** begin Data section **

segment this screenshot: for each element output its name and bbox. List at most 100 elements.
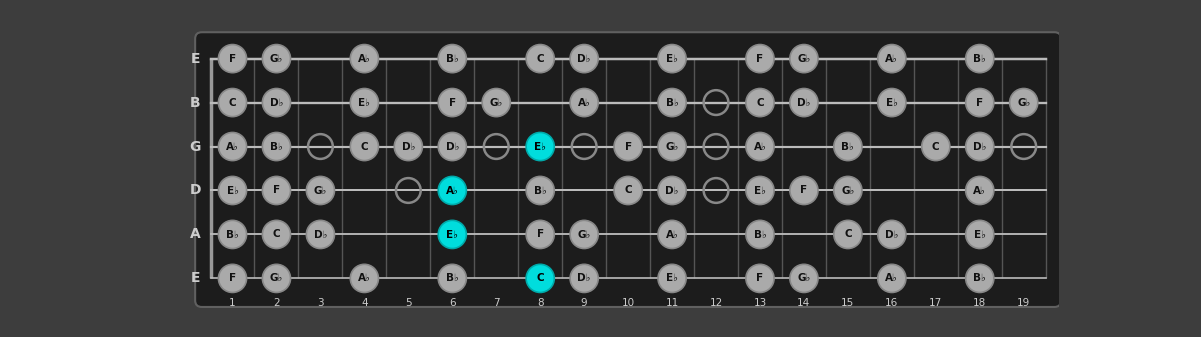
Text: 18: 18 [973,299,986,308]
Text: D: D [190,183,201,197]
Text: C: C [757,98,764,108]
Circle shape [262,264,291,293]
Text: D♭: D♭ [797,98,811,108]
Circle shape [966,176,994,205]
Text: E♭: E♭ [667,273,679,283]
Circle shape [219,176,246,205]
Text: G♭: G♭ [578,229,591,239]
Circle shape [614,132,643,161]
Circle shape [351,44,378,73]
Circle shape [790,264,818,293]
Circle shape [526,220,555,248]
Text: F: F [625,142,632,152]
Circle shape [570,44,598,73]
Circle shape [658,89,686,117]
Circle shape [790,176,818,205]
Text: B♭: B♭ [446,54,459,64]
Circle shape [746,44,775,73]
Text: B: B [190,96,201,110]
Text: C: C [844,229,852,239]
Text: 12: 12 [710,299,723,308]
Circle shape [262,89,291,117]
Circle shape [482,89,510,117]
Text: C: C [537,54,544,64]
Text: F: F [229,54,237,64]
Circle shape [966,220,994,248]
Text: A♭: A♭ [885,273,898,283]
Circle shape [966,89,994,117]
Text: D♭: D♭ [885,229,898,239]
Text: B♭: B♭ [665,98,679,108]
Text: E♭: E♭ [667,54,679,64]
Text: A♭: A♭ [446,185,459,195]
Text: 19: 19 [1017,299,1030,308]
Text: B♭: B♭ [533,185,546,195]
Circle shape [438,44,466,73]
Text: A♭: A♭ [973,185,986,195]
Text: A♭: A♭ [753,142,766,152]
Text: A♭: A♭ [226,142,239,152]
Circle shape [1010,89,1038,117]
Circle shape [878,264,906,293]
Circle shape [966,132,994,161]
Text: B♭: B♭ [753,229,766,239]
Text: E♭: E♭ [754,185,766,195]
Text: G♭: G♭ [797,54,811,64]
Circle shape [351,89,378,117]
Circle shape [438,264,466,293]
Text: B♭: B♭ [973,54,986,64]
Circle shape [526,264,555,293]
Circle shape [658,176,686,205]
Circle shape [306,220,335,248]
Circle shape [658,220,686,248]
Circle shape [658,44,686,73]
Text: B♭: B♭ [973,273,986,283]
Text: D♭: D♭ [578,273,591,283]
Circle shape [658,264,686,293]
Text: B♭: B♭ [226,229,239,239]
Text: D♭: D♭ [446,142,459,152]
Circle shape [746,89,775,117]
Text: B♭: B♭ [842,142,854,152]
Text: F: F [976,98,984,108]
Text: 16: 16 [885,299,898,308]
Circle shape [746,132,775,161]
Text: 6: 6 [449,299,455,308]
Text: 3: 3 [317,299,324,308]
Circle shape [746,220,775,248]
Circle shape [790,89,818,117]
Circle shape [219,44,246,73]
Circle shape [219,89,246,117]
Circle shape [570,89,598,117]
Circle shape [570,264,598,293]
Text: E♭: E♭ [447,229,459,239]
Circle shape [219,220,246,248]
Text: G♭: G♭ [797,273,811,283]
Circle shape [262,220,291,248]
Text: 4: 4 [362,299,368,308]
Circle shape [219,132,246,161]
Text: 13: 13 [753,299,766,308]
Text: D♭: D♭ [270,98,283,108]
Text: E: E [191,271,199,285]
Text: B♭: B♭ [446,273,459,283]
Text: A: A [190,227,201,241]
Text: B♭: B♭ [270,142,283,152]
Text: A♭: A♭ [885,54,898,64]
Circle shape [438,220,466,248]
Text: A♭: A♭ [665,229,679,239]
Text: C: C [625,185,632,195]
Text: F: F [229,273,237,283]
Text: D♭: D♭ [401,142,416,152]
Text: C: C [273,229,280,239]
Text: 8: 8 [537,299,544,308]
Text: F: F [800,185,807,195]
Text: G♭: G♭ [270,54,283,64]
Circle shape [966,44,994,73]
Circle shape [262,44,291,73]
Circle shape [438,89,466,117]
FancyBboxPatch shape [195,32,1060,307]
Circle shape [306,176,335,205]
Text: F: F [273,185,280,195]
Text: D♭: D♭ [313,229,327,239]
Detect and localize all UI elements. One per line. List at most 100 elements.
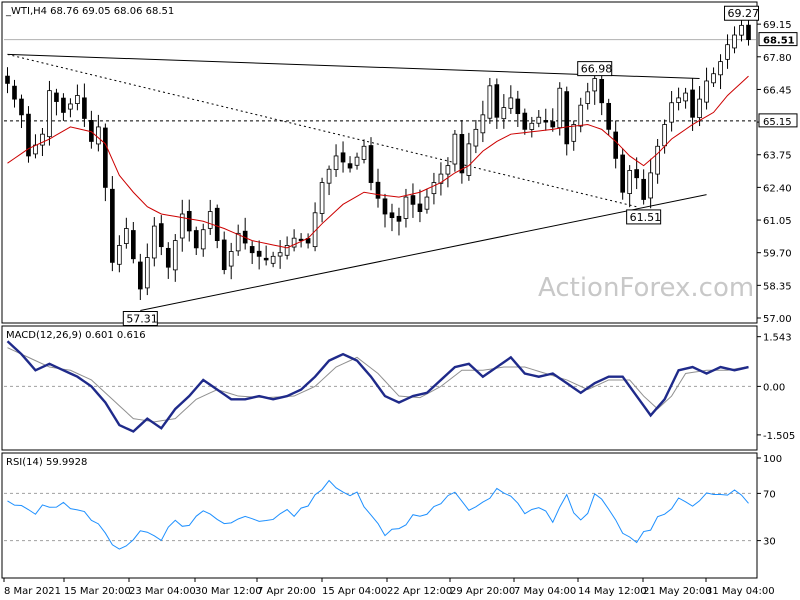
candle-body bbox=[697, 98, 702, 119]
candle-body bbox=[529, 122, 535, 130]
candle-body bbox=[89, 120, 94, 142]
candle bbox=[131, 221, 136, 264]
price-label-box bbox=[577, 61, 613, 77]
candle-body bbox=[249, 246, 255, 254]
candle-body bbox=[543, 120, 549, 123]
candle-body bbox=[75, 95, 80, 104]
moving-average-line bbox=[7, 75, 749, 249]
candle bbox=[550, 108, 556, 132]
watermark: ActionForex.com bbox=[538, 273, 754, 303]
candle bbox=[172, 234, 178, 282]
price-label-box bbox=[122, 311, 158, 327]
candle bbox=[137, 253, 143, 301]
candle-body bbox=[452, 133, 458, 165]
macd-y-tick-label: 1.543 bbox=[763, 333, 792, 344]
candle-body bbox=[396, 215, 402, 222]
candle bbox=[571, 120, 577, 151]
macd-y-tick-label: 0.00 bbox=[763, 382, 785, 393]
price-label-text: 57.31 bbox=[126, 313, 157, 326]
candle bbox=[68, 98, 73, 118]
candle-body bbox=[158, 223, 164, 248]
candle-body bbox=[417, 203, 423, 212]
candle bbox=[186, 199, 192, 242]
candle bbox=[725, 34, 730, 69]
candle-body bbox=[221, 239, 227, 271]
candle bbox=[228, 242, 234, 280]
candle-body bbox=[578, 104, 584, 127]
candle bbox=[347, 156, 353, 173]
candle bbox=[690, 78, 695, 131]
level-tag-text: 65.15 bbox=[763, 117, 792, 128]
price-y-tick-label: 59.70 bbox=[763, 249, 792, 260]
candle-body bbox=[683, 92, 688, 102]
candle-body bbox=[375, 181, 381, 199]
price-label-box bbox=[724, 5, 760, 21]
rsi-line bbox=[7, 479, 749, 550]
candle bbox=[718, 54, 723, 90]
candle-body bbox=[47, 90, 52, 138]
candle-body bbox=[382, 198, 388, 215]
candle bbox=[606, 98, 612, 136]
candle bbox=[277, 240, 283, 269]
candle bbox=[47, 80, 52, 146]
candle bbox=[655, 138, 660, 184]
candle bbox=[298, 233, 304, 248]
candle-body bbox=[256, 250, 262, 257]
candle-body bbox=[82, 97, 87, 119]
candle-body bbox=[179, 213, 185, 239]
price-y-tick-label: 58.35 bbox=[763, 281, 792, 292]
x-tick-label: 15 Mar 20:00 bbox=[64, 586, 131, 597]
candle bbox=[669, 91, 674, 132]
candle-body bbox=[131, 230, 136, 260]
candle bbox=[431, 172, 437, 205]
candle-body bbox=[501, 107, 507, 120]
candle-body bbox=[669, 102, 674, 123]
candle bbox=[61, 93, 66, 121]
candle bbox=[340, 141, 346, 173]
price-panel-title: _WTI,H4 68.76 69.05 68.06 68.51 bbox=[5, 6, 174, 17]
x-tick-label: 8 Mar 2021 bbox=[4, 586, 61, 597]
x-tick-label: 30 Mar 12:00 bbox=[195, 586, 262, 597]
candle-body bbox=[389, 212, 395, 219]
candle-body bbox=[655, 145, 660, 175]
candle bbox=[683, 87, 688, 109]
candle-body bbox=[26, 113, 31, 157]
macd-panel-title: MACD(12,26,9) 0.601 0.616 bbox=[6, 330, 146, 341]
candle bbox=[235, 224, 241, 256]
price-y-tick-label: 62.40 bbox=[763, 183, 792, 194]
candle bbox=[480, 100, 486, 143]
candle bbox=[585, 82, 591, 110]
candle-body bbox=[599, 79, 605, 104]
candle bbox=[333, 144, 339, 177]
candle-body bbox=[368, 145, 374, 183]
candle-body bbox=[193, 230, 199, 249]
candle-body bbox=[557, 87, 563, 129]
candle-body bbox=[298, 238, 304, 242]
candle bbox=[144, 243, 150, 296]
price-label-57-31: 57.31 bbox=[122, 311, 158, 327]
candle-body bbox=[536, 116, 542, 124]
candle bbox=[578, 97, 584, 133]
candle-body bbox=[508, 97, 514, 109]
candle-body bbox=[732, 34, 737, 49]
candle bbox=[389, 203, 395, 232]
x-tick-label: 22 Apr 12:00 bbox=[387, 586, 452, 597]
candle bbox=[319, 177, 325, 223]
candle bbox=[193, 226, 199, 256]
price-label-text: 69.27 bbox=[728, 7, 760, 20]
candle-body bbox=[326, 168, 332, 184]
macd-y-tick-label: -1.505 bbox=[763, 431, 795, 442]
candle-body bbox=[354, 156, 360, 166]
price-y-tick-label: 61.05 bbox=[763, 216, 792, 227]
candle-body bbox=[214, 207, 220, 242]
candle-body bbox=[207, 211, 213, 229]
x-tick-label: 15 Apr 04:00 bbox=[322, 586, 387, 597]
candle-body bbox=[564, 91, 570, 145]
candle bbox=[627, 165, 632, 208]
candle-body bbox=[54, 92, 59, 102]
candle bbox=[732, 26, 737, 54]
x-tick-label: 31 May 04:00 bbox=[706, 586, 775, 597]
candle bbox=[165, 242, 171, 279]
candle-body bbox=[704, 80, 709, 103]
trendline-1 bbox=[140, 194, 707, 311]
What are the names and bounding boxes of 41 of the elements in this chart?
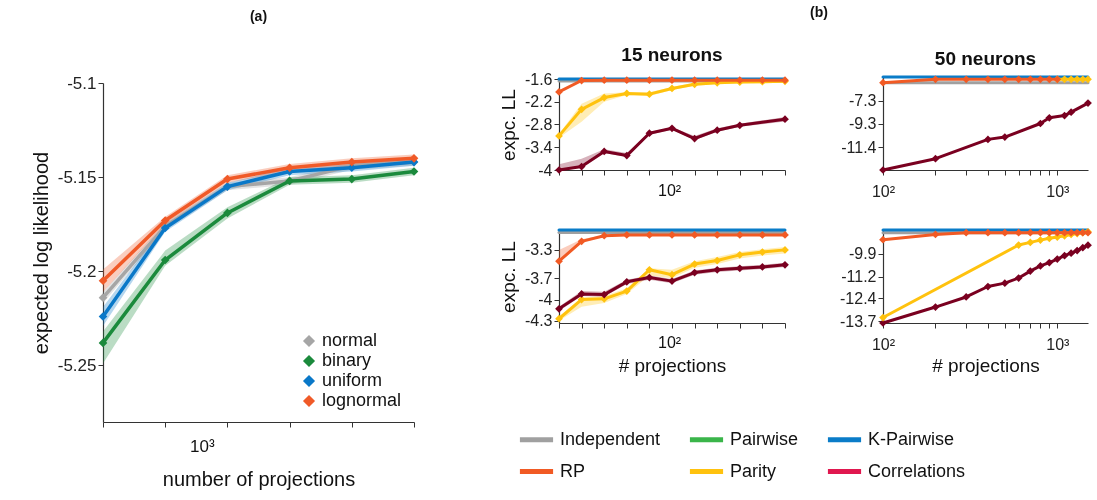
y-tick-label: -9.3 xyxy=(848,115,877,132)
legend-label: Parity xyxy=(730,460,777,481)
y-tick-label: -4 xyxy=(538,161,553,179)
y-axis-title: expected log likelihood xyxy=(29,151,52,355)
legend-label: RP xyxy=(560,460,586,481)
legend-label: lognormal xyxy=(322,390,402,410)
y-axis-title: expc. LL xyxy=(497,89,519,161)
legend-label: Independent xyxy=(560,428,661,449)
legend-label: binary xyxy=(322,350,372,370)
text: 10³ xyxy=(190,437,215,457)
y-tick-label: -13.7 xyxy=(840,312,877,330)
y-tick-label: -11.2 xyxy=(841,268,877,286)
y-tick-label: -2.2 xyxy=(524,93,553,111)
y-tick-label: -2.8 xyxy=(524,116,553,133)
chart-title: (a) xyxy=(249,8,268,24)
chart-title: 50 neurons xyxy=(934,48,1037,70)
text: (b) xyxy=(810,4,828,20)
legend-label: Correlations xyxy=(868,460,966,481)
y-tick-label: -11.4 xyxy=(841,138,877,156)
y-tick-label: -9.9 xyxy=(848,245,877,263)
legend-label: normal xyxy=(322,330,378,350)
y-tick-label: -5.1 xyxy=(67,73,97,93)
y-tick-label: -3.4 xyxy=(524,138,553,156)
y-tick-label: -5.25 xyxy=(57,356,97,375)
y-tick-label: -7.3 xyxy=(848,92,877,110)
y-tick-label: -4.3 xyxy=(524,312,553,330)
y-tick-label: -3.3 xyxy=(524,241,553,259)
legend-label: Pairwise xyxy=(730,428,799,449)
y-tick-label: -12.4 xyxy=(840,289,877,307)
legend-label: K-Pairwise xyxy=(868,428,955,449)
legend-label: uniform xyxy=(322,370,383,390)
y-tick-label: -4 xyxy=(538,291,553,309)
y-axis-title: expc. LL xyxy=(497,241,519,313)
y-tick-label: -1.6 xyxy=(524,70,553,88)
x-axis-title: # projections xyxy=(932,354,1040,376)
y-tick-label: -3.7 xyxy=(524,269,553,287)
y-tick-label: -5.2 xyxy=(67,261,97,281)
chart-title: 15 neurons xyxy=(621,44,723,65)
x-axis-title: number of projections xyxy=(162,467,356,490)
y-tick-label: -5.15 xyxy=(57,167,97,187)
x-axis-title: # projections xyxy=(618,354,727,376)
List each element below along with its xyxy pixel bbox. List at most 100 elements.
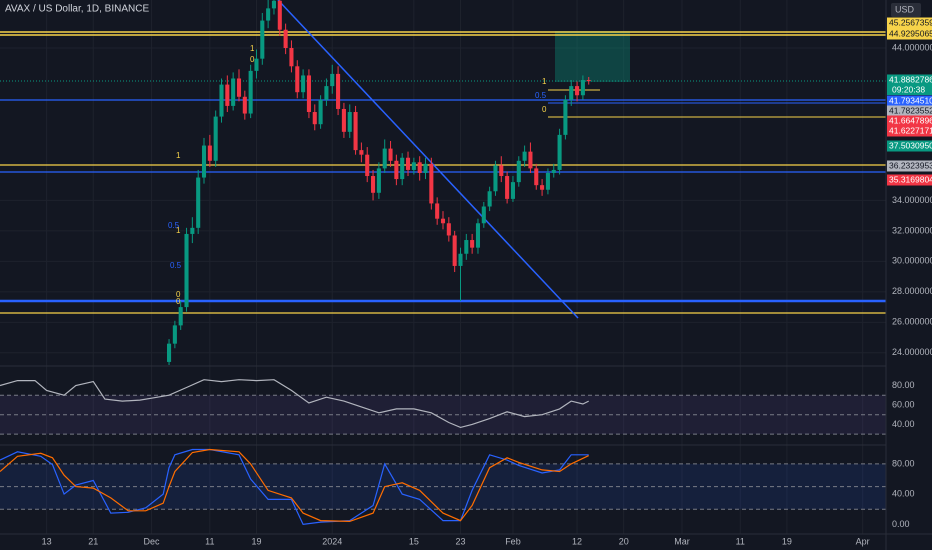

** end Data section **

To do - Reproduce word for word the lines above, from the line containing "candle-body bbox=[697, 98, 702, 119]" up to and including the line containing "x-tick-label: 8 Mar".

Finished task -
candle-body bbox=[697, 98, 702, 119]
candle-body bbox=[529, 122, 535, 130]
candle-body bbox=[89, 120, 94, 142]
candle bbox=[131, 221, 136, 264]
price-label-box bbox=[577, 61, 613, 77]
candle-body bbox=[249, 246, 255, 254]
candle-body bbox=[543, 120, 549, 123]
candle-body bbox=[75, 95, 80, 104]
moving-average-line bbox=[7, 75, 749, 249]
candle bbox=[550, 108, 556, 132]
watermark: ActionForex.com bbox=[538, 273, 754, 303]
candle bbox=[172, 234, 178, 282]
price-label-box bbox=[122, 311, 158, 327]
candle bbox=[137, 253, 143, 301]
candle-body bbox=[452, 133, 458, 165]
macd-y-tick-label: 1.543 bbox=[763, 333, 792, 344]
candle-body bbox=[396, 215, 402, 222]
candle bbox=[571, 120, 577, 151]
macd-y-tick-label: 0.00 bbox=[763, 382, 785, 393]
price-label-text: 57.31 bbox=[126, 313, 157, 326]
candle bbox=[68, 98, 73, 118]
candle-body bbox=[158, 223, 164, 248]
candle-body bbox=[417, 203, 423, 212]
candle bbox=[186, 199, 192, 242]
candle bbox=[725, 34, 730, 69]
candle-body bbox=[221, 239, 227, 271]
candle bbox=[228, 242, 234, 280]
candle-body bbox=[578, 104, 584, 127]
candle bbox=[347, 156, 353, 173]
candle bbox=[690, 78, 695, 131]
level-tag-text: 65.15 bbox=[763, 117, 792, 128]
price-y-tick-label: 59.70 bbox=[763, 249, 792, 260]
candle-body bbox=[683, 92, 688, 102]
candle-body bbox=[375, 181, 381, 199]
price-label-box bbox=[724, 5, 760, 21]
rsi-line bbox=[7, 479, 749, 550]
candle bbox=[718, 54, 723, 90]
candle-body bbox=[47, 90, 52, 138]
candle-body bbox=[382, 198, 388, 215]
candle bbox=[606, 98, 612, 136]
candle bbox=[277, 240, 283, 269]
candle bbox=[47, 80, 52, 146]
candle bbox=[655, 138, 660, 184]
candle bbox=[298, 233, 304, 248]
candle-body bbox=[256, 250, 262, 257]
candle-body bbox=[82, 97, 87, 119]
candle-body bbox=[179, 213, 185, 239]
price-y-tick-label: 58.35 bbox=[763, 281, 792, 292]
x-tick-label: 15 Mar 20:00 bbox=[64, 586, 131, 597]
candle bbox=[669, 91, 674, 132]
candle-body bbox=[131, 230, 136, 260]
candle bbox=[431, 172, 437, 205]
candle-body bbox=[501, 107, 507, 120]
candle-body bbox=[669, 102, 674, 123]
candle bbox=[61, 93, 66, 121]
candle bbox=[340, 141, 346, 173]
price-panel-title: _WTI,H4 68.76 69.05 68.06 68.51 bbox=[5, 6, 174, 17]
x-tick-label: 8 Mar 2021 bbox=[4, 586, 61, 597]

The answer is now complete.